◆ **Brief**
Copy each line of the listing below exactly.

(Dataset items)
★ ★ ★ ★ ★ ★ ★

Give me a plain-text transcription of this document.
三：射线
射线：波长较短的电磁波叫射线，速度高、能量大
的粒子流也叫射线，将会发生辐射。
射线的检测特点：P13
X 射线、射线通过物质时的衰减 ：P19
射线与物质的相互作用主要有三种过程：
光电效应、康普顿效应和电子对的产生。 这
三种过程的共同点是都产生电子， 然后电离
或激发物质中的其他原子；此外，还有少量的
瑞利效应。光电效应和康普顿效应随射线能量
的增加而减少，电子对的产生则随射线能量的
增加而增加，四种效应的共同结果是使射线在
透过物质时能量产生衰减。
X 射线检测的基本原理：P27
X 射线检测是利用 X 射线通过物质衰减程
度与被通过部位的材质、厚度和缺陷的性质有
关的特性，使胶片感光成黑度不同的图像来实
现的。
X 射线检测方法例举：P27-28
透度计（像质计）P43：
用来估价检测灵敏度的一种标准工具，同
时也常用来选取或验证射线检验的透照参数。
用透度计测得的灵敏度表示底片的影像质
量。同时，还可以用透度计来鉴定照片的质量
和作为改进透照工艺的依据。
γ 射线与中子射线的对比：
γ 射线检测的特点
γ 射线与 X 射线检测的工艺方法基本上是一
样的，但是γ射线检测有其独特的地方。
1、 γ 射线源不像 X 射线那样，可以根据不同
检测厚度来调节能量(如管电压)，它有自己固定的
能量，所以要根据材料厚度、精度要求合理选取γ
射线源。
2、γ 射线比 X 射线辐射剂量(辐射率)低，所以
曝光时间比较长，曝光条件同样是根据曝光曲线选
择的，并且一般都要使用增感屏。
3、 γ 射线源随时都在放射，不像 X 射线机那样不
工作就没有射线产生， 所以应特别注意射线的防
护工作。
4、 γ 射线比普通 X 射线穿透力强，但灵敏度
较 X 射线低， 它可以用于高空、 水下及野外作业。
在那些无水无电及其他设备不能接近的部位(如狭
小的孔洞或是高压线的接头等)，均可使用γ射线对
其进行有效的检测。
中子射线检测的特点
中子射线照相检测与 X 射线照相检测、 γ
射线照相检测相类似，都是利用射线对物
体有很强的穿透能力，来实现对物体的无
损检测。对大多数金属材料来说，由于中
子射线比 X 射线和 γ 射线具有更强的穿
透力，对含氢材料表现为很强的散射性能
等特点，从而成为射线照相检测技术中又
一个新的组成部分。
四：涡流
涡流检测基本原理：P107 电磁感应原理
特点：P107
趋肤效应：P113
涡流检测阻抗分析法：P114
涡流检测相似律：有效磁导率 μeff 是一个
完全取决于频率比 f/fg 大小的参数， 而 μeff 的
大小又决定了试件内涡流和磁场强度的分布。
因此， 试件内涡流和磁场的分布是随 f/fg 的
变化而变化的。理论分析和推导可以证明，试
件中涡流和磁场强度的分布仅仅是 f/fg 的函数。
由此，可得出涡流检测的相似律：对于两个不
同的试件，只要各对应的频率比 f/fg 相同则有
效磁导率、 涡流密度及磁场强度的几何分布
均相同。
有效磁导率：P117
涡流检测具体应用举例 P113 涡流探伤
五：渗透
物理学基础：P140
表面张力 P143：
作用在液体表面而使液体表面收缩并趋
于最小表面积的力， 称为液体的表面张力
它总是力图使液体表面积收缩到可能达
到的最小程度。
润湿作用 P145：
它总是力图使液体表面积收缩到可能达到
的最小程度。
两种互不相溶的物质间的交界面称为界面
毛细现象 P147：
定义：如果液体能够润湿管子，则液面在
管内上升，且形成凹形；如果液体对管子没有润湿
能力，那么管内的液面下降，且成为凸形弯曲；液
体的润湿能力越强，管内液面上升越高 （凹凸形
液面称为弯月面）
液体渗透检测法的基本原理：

★ ★ ★ ★ ★ ★ ★

◆ **Exercise output**
Give me a plain-text transcription of this document.
三：射线
射线：波长较短的电磁波叫射线，速度高、能量大
的粒子流也叫射线，将会发生辐射。
射线的检测特点：P13
X 射线、射线通过物质时的衰减 ：P19
射线与物质的相互作用主要有三种过程：
光电效应、康普顿效应和电子对的产生。 这
三种过程的共同点是都产生电子， 然后电离
或激发物质中的其他原子；此外，还有少量的
瑞利效应。光电效应和康普顿效应随射线能量
的增加而减少，电子对的产生则随射线能量的
增加而增加，四种效应的共同结果是使射线在
透过物质时能量产生衰减。
X 射线检测的基本原理：P27
X 射线检测是利用 X 射线通过物质衰减程
度与被通过部位的材质、厚度和缺陷的性质有
关的特性，使胶片感光成黑度不同的图像来实
现的。
X 射线检测方法例举：P27-28
透度计（像质计）P43：
用来估价检测灵敏度的一种标准工具，同
时也常用来选取或验证射线检验的透照参数。
用透度计测得的灵敏度表示底片的影像质
量。同时，还可以用透度计来鉴定照片的质量
和作为改进透照工艺的依据。
γ 射线与中子射线的对比：
γ 射线检测的特点
γ 射线与 X 射线检测的工艺方法基本上是一
样的，但是γ射线检测有其独特的地方。
1、 γ 射线源不像 X 射线那样，可以根据不同
检测厚度来调节能量(如管电压)，它有自己固定的
能量，所以要根据材料厚度、精度要求合理选取γ
射线源。
2、γ 射线比 X 射线辐射剂量(辐射率)低，所以
曝光时间比较长，曝光条件同样是根据曝光曲线选
择的，并且一般都要使用增感屏。
3、 γ 射线源随时都在放射，不像 X 射线机那样不
工作就没有射线产生， 所以应特别注意射线的防
护工作。
4、 γ 射线比普通 X 射线穿透力强，但灵敏度
较 X 射线低， 它可以用于高空、 水下及野外作业。
在那些无水无电及其他设备不能接近的部位(如狭
小的孔洞或是高压线的接头等)，均可使用γ射线对
其进行有效的检测。
中子射线检测的特点
中子射线照相检测与 X 射线照相检测、 γ
射线照相检测相类似，都是利用射线对物
体有很强的穿透能力，来实现对物体的无
损检测。对大多数金属材料来说，由于中
子射线比 X 射线和 γ 射线具有更强的穿
透力，对含氢材料表现为很强的散射性能
等特点，从而成为射线照相检测技术中又
一个新的组成部分。
四：涡流
涡流检测基本原理：P107 电磁感应原理
特点：P107
趋肤效应：P113
涡流检测阻抗分析法：P114
涡流检测相似律：有效磁导率 μeff 是一个
完全取决于频率比 f/fg 大小的参数， 而 μeff 的
大小又决定了试件内涡流和磁场强度的分布。
因此， 试件内涡流和磁场的分布是随 f/fg 的
变化而变化的。理论分析和推导可以证明，试
件中涡流和磁场强度的分布仅仅是 f/fg 的函数。
由此，可得出涡流检测的相似律：对于两个不
同的试件，只要各对应的频率比 f/fg 相同则有
效磁导率、 涡流密度及磁场强度的几何分布
均相同。
有效磁导率：P117
涡流检测具体应用举例 P113 涡流探伤
五：渗透
物理学基础：P140
表面张力 P143：
作用在液体表面而使液体表面收缩并趋
于最小表面积的力， 称为液体的表面张力
它总是力图使液体表面积收缩到可能达
到的最小程度。
润湿作用 P145：
它总是力图使液体表面积收缩到可能达到
的最小程度。
两种互不相溶的物质间的交界面称为界面
毛细现象 P147：
定义：如果液体能够润湿管子，则液面在
管内上升，且形成凹形；如果液体对管子没有润湿
能力，那么管内的液面下降，且成为凸形弯曲；液
体的润湿能力越强，管内液面上升越高 （凹凸形
液面称为弯月面）
液体渗透检测法的基本原理：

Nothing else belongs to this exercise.